[Records from a dataset]
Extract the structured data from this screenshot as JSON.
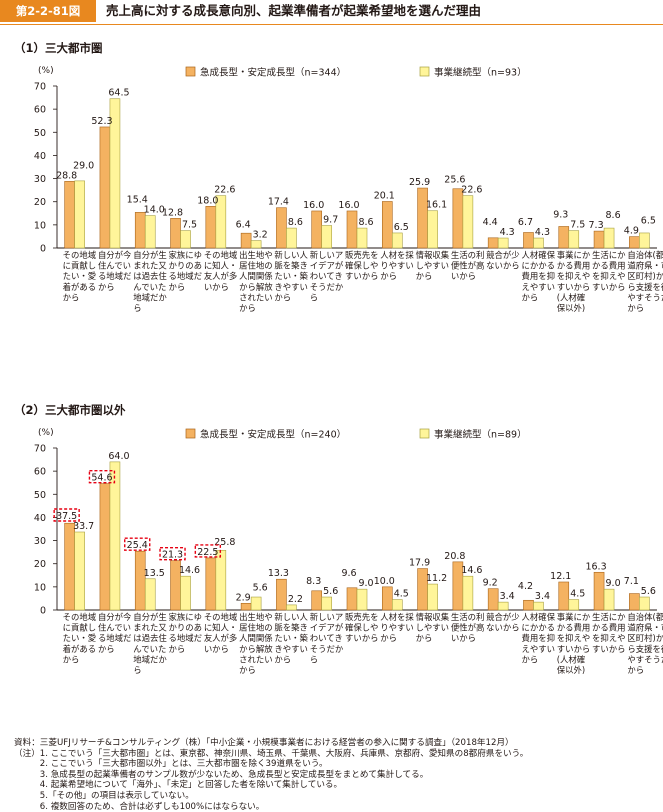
{
  "header": {
    "figure_no": "第2-2-81図",
    "title": "売上高に対する成長意向別、起業準備者が起業希望地を選んだ理由"
  },
  "colors": {
    "series1": "#f4b261",
    "series1_edge": "#a8641a",
    "series2": "#fff59a",
    "series2_edge": "#a8a040",
    "accent": "#e8881f",
    "highlight_box": "#e60012"
  },
  "chart_data": [
    {
      "type": "bar",
      "title": "（1）三大都市圏",
      "unit_label": "(%)",
      "ylim": [
        0,
        70
      ],
      "yticks": [
        0,
        10,
        20,
        30,
        40,
        50,
        60,
        70
      ],
      "legend_position": "top-right",
      "categories": [
        [
          "その地域",
          "に貢献し",
          "たい・愛",
          "着がある",
          "から"
        ],
        [
          "自分が今",
          "住んでい",
          "る地域だ",
          "から"
        ],
        [
          "自分が生",
          "まれた又",
          "は過去住",
          "んでいた",
          "地域だか",
          "ら"
        ],
        [
          "家族にゆ",
          "かりのあ",
          "る地域だ",
          "から"
        ],
        [
          "その地域",
          "に知人・",
          "友人が多",
          "いから"
        ],
        [
          "出生地や",
          "居住地の",
          "人間関係",
          "から解放",
          "されたい",
          "から"
        ],
        [
          "新しい人",
          "脈を築き",
          "たい・築",
          "きやすい",
          "から"
        ],
        [
          "新しいア",
          "イデアが",
          "わいてき",
          "そうだか",
          "ら"
        ],
        [
          "販売先を",
          "確保しや",
          "すいから"
        ],
        [
          "人材を採",
          "りやすい",
          "から"
        ],
        [
          "情報収集",
          "しやすい",
          "から"
        ],
        [
          "生活の利",
          "便性が高",
          "いから"
        ],
        [
          "競合が少",
          "ないから"
        ],
        [
          "人材確保",
          "にかかる",
          "費用を抑",
          "えやすい",
          "から"
        ],
        [
          "事業にか",
          "かる費用",
          "を抑えや",
          "すいから",
          "(人材確",
          "保以外)"
        ],
        [
          "生活にか",
          "かる費用",
          "を抑えや",
          "すいから"
        ],
        [
          "自治体(都",
          "道府県・市",
          "区町村)か",
          "ら支援を得",
          "やすそうだ",
          "から"
        ]
      ],
      "series": [
        {
          "name": "急成長型・安定成長型（n=344）",
          "values": [
            28.8,
            52.3,
            15.4,
            12.8,
            18.0,
            6.4,
            17.4,
            16.0,
            16.0,
            20.1,
            25.9,
            25.6,
            4.4,
            6.7,
            9.3,
            7.3,
            4.9
          ]
        },
        {
          "name": "事業継続型（n=93）",
          "values": [
            29.0,
            64.5,
            14.0,
            7.5,
            22.6,
            3.2,
            8.6,
            9.7,
            8.6,
            6.5,
            16.1,
            22.6,
            4.3,
            4.3,
            7.5,
            8.6,
            6.5
          ]
        }
      ],
      "highlighted_series1_indices": []
    },
    {
      "type": "bar",
      "title": "（2）三大都市圏以外",
      "unit_label": "(%)",
      "ylim": [
        0,
        70
      ],
      "yticks": [
        0,
        10,
        20,
        30,
        40,
        50,
        60,
        70
      ],
      "legend_position": "top-right",
      "categories": [
        [
          "その地域",
          "に貢献し",
          "たい・愛",
          "着がある",
          "から"
        ],
        [
          "自分が今",
          "住んでい",
          "る地域だ",
          "から"
        ],
        [
          "自分が生",
          "まれた又",
          "は過去住",
          "んでいた",
          "地域だか",
          "ら"
        ],
        [
          "家族にゆ",
          "かりのあ",
          "る地域だ",
          "から"
        ],
        [
          "その地域",
          "に知人・",
          "友人が多",
          "いから"
        ],
        [
          "出生地や",
          "居住地の",
          "人間関係",
          "から解放",
          "されたい",
          "から"
        ],
        [
          "新しい人",
          "脈を築き",
          "たい・築",
          "きやすい",
          "から"
        ],
        [
          "新しいア",
          "イデアが",
          "わいてき",
          "そうだか",
          "ら"
        ],
        [
          "販売先を",
          "確保しや",
          "すいから"
        ],
        [
          "人材を採",
          "りやすい",
          "から"
        ],
        [
          "情報収集",
          "しやすい",
          "から"
        ],
        [
          "生活の利",
          "便性が高",
          "いから"
        ],
        [
          "競合が少",
          "ないから"
        ],
        [
          "人材確保",
          "にかかる",
          "費用を抑",
          "えやすい",
          "から"
        ],
        [
          "事業にか",
          "かる費用",
          "を抑えや",
          "すいから",
          "(人材確",
          "保以外)"
        ],
        [
          "生活にか",
          "かる費用",
          "を抑えや",
          "すいから"
        ],
        [
          "自治体(都",
          "道府県・市",
          "区町村)か",
          "ら支援を得",
          "やすそうだ",
          "から"
        ]
      ],
      "series": [
        {
          "name": "急成長型・安定成長型（n=240）",
          "values": [
            37.5,
            54.6,
            25.4,
            21.3,
            22.5,
            2.9,
            13.3,
            8.3,
            9.6,
            10.0,
            17.9,
            20.8,
            9.2,
            4.2,
            12.1,
            16.3,
            7.1
          ]
        },
        {
          "name": "事業継続型（n=89）",
          "values": [
            33.7,
            64.0,
            13.5,
            14.6,
            25.8,
            5.6,
            2.2,
            5.6,
            9.0,
            4.5,
            11.2,
            14.6,
            3.4,
            3.4,
            4.5,
            9.0,
            5.6
          ]
        }
      ],
      "highlighted_series1_indices": [
        0,
        1,
        2,
        3,
        4
      ]
    }
  ],
  "notes": [
    "資料：三菱UFJリサーチ&コンサルティング（株）「中小企業・小規模事業者における経営者の参入に関する調査」（2018年12月）",
    "（注）1. ここでいう「三大都市圏」とは、東京都、神奈川県、埼玉県、千葉県、大阪府、兵庫県、京都府、愛知県の8都府県をいう。",
    "　　　2. ここでいう「三大都市圏以外」とは、三大都市圏を除く39道県をいう。",
    "　　　3. 急成長型の起業準備者のサンプル数が少ないため、急成長型と安定成長型をまとめて集計してる。",
    "　　　4. 起業希望地について「海外」、「未定」と回答した者を除いて集計している。",
    "　　　5.「その他」の項目は表示していない。",
    "　　　6. 複数回答のため、合計は必ずしも100%にはならない。"
  ]
}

What you are asked to do
Can you restate all the records above word for word while dropping the pictures?

Exercise output
Extract the structured data from this screenshot as JSON.
{
  "header": {
    "figure_no": "第2-2-81図",
    "title": "売上高に対する成長意向別、起業準備者が起業希望地を選んだ理由"
  },
  "colors": {
    "series1": "#f4b261",
    "series1_edge": "#a8641a",
    "series2": "#fff59a",
    "series2_edge": "#a8a040",
    "accent": "#e8881f",
    "highlight_box": "#e60012"
  },
  "chart_data": [
    {
      "type": "bar",
      "title": "（1）三大都市圏",
      "unit_label": "(%)",
      "ylim": [
        0,
        70
      ],
      "yticks": [
        0,
        10,
        20,
        30,
        40,
        50,
        60,
        70
      ],
      "legend_position": "top-right",
      "categories": [
        [
          "その地域",
          "に貢献し",
          "たい・愛",
          "着がある",
          "から"
        ],
        [
          "自分が今",
          "住んでい",
          "る地域だ",
          "から"
        ],
        [
          "自分が生",
          "まれた又",
          "は過去住",
          "んでいた",
          "地域だか",
          "ら"
        ],
        [
          "家族にゆ",
          "かりのあ",
          "る地域だ",
          "から"
        ],
        [
          "その地域",
          "に知人・",
          "友人が多",
          "いから"
        ],
        [
          "出生地や",
          "居住地の",
          "人間関係",
          "から解放",
          "されたい",
          "から"
        ],
        [
          "新しい人",
          "脈を築き",
          "たい・築",
          "きやすい",
          "から"
        ],
        [
          "新しいア",
          "イデアが",
          "わいてき",
          "そうだか",
          "ら"
        ],
        [
          "販売先を",
          "確保しや",
          "すいから"
        ],
        [
          "人材を採",
          "りやすい",
          "から"
        ],
        [
          "情報収集",
          "しやすい",
          "から"
        ],
        [
          "生活の利",
          "便性が高",
          "いから"
        ],
        [
          "競合が少",
          "ないから"
        ],
        [
          "人材確保",
          "にかかる",
          "費用を抑",
          "えやすい",
          "から"
        ],
        [
          "事業にか",
          "かる費用",
          "を抑えや",
          "すいから",
          "(人材確",
          "保以外)"
        ],
        [
          "生活にか",
          "かる費用",
          "を抑えや",
          "すいから"
        ],
        [
          "自治体(都",
          "道府県・市",
          "区町村)か",
          "ら支援を得",
          "やすそうだ",
          "から"
        ]
      ],
      "series": [
        {
          "name": "急成長型・安定成長型（n=344）",
          "values": [
            28.8,
            52.3,
            15.4,
            12.8,
            18.0,
            6.4,
            17.4,
            16.0,
            16.0,
            20.1,
            25.9,
            25.6,
            4.4,
            6.7,
            9.3,
            7.3,
            4.9
          ]
        },
        {
          "name": "事業継続型（n=93）",
          "values": [
            29.0,
            64.5,
            14.0,
            7.5,
            22.6,
            3.2,
            8.6,
            9.7,
            8.6,
            6.5,
            16.1,
            22.6,
            4.3,
            4.3,
            7.5,
            8.6,
            6.5
          ]
        }
      ],
      "highlighted_series1_indices": []
    },
    {
      "type": "bar",
      "title": "（2）三大都市圏以外",
      "unit_label": "(%)",
      "ylim": [
        0,
        70
      ],
      "yticks": [
        0,
        10,
        20,
        30,
        40,
        50,
        60,
        70
      ],
      "legend_position": "top-right",
      "categories": [
        [
          "その地域",
          "に貢献し",
          "たい・愛",
          "着がある",
          "から"
        ],
        [
          "自分が今",
          "住んでい",
          "る地域だ",
          "から"
        ],
        [
          "自分が生",
          "まれた又",
          "は過去住",
          "んでいた",
          "地域だか",
          "ら"
        ],
        [
          "家族にゆ",
          "かりのあ",
          "る地域だ",
          "から"
        ],
        [
          "その地域",
          "に知人・",
          "友人が多",
          "いから"
        ],
        [
          "出生地や",
          "居住地の",
          "人間関係",
          "から解放",
          "されたい",
          "から"
        ],
        [
          "新しい人",
          "脈を築き",
          "たい・築",
          "きやすい",
          "から"
        ],
        [
          "新しいア",
          "イデアが",
          "わいてき",
          "そうだか",
          "ら"
        ],
        [
          "販売先を",
          "確保しや",
          "すいから"
        ],
        [
          "人材を採",
          "りやすい",
          "から"
        ],
        [
          "情報収集",
          "しやすい",
          "から"
        ],
        [
          "生活の利",
          "便性が高",
          "いから"
        ],
        [
          "競合が少",
          "ないから"
        ],
        [
          "人材確保",
          "にかかる",
          "費用を抑",
          "えやすい",
          "から"
        ],
        [
          "事業にか",
          "かる費用",
          "を抑えや",
          "すいから",
          "(人材確",
          "保以外)"
        ],
        [
          "生活にか",
          "かる費用",
          "を抑えや",
          "すいから"
        ],
        [
          "自治体(都",
          "道府県・市",
          "区町村)か",
          "ら支援を得",
          "やすそうだ",
          "から"
        ]
      ],
      "series": [
        {
          "name": "急成長型・安定成長型（n=240）",
          "values": [
            37.5,
            54.6,
            25.4,
            21.3,
            22.5,
            2.9,
            13.3,
            8.3,
            9.6,
            10.0,
            17.9,
            20.8,
            9.2,
            4.2,
            12.1,
            16.3,
            7.1
          ]
        },
        {
          "name": "事業継続型（n=89）",
          "values": [
            33.7,
            64.0,
            13.5,
            14.6,
            25.8,
            5.6,
            2.2,
            5.6,
            9.0,
            4.5,
            11.2,
            14.6,
            3.4,
            3.4,
            4.5,
            9.0,
            5.6
          ]
        }
      ],
      "highlighted_series1_indices": [
        0,
        1,
        2,
        3,
        4
      ]
    }
  ],
  "notes": [
    "資料：三菱UFJリサーチ&コンサルティング（株）「中小企業・小規模事業者における経営者の参入に関する調査」（2018年12月）",
    "（注）1. ここでいう「三大都市圏」とは、東京都、神奈川県、埼玉県、千葉県、大阪府、兵庫県、京都府、愛知県の8都府県をいう。",
    "　　　2. ここでいう「三大都市圏以外」とは、三大都市圏を除く39道県をいう。",
    "　　　3. 急成長型の起業準備者のサンプル数が少ないため、急成長型と安定成長型をまとめて集計してる。",
    "　　　4. 起業希望地について「海外」、「未定」と回答した者を除いて集計している。",
    "　　　5.「その他」の項目は表示していない。",
    "　　　6. 複数回答のため、合計は必ずしも100%にはならない。"
  ]
}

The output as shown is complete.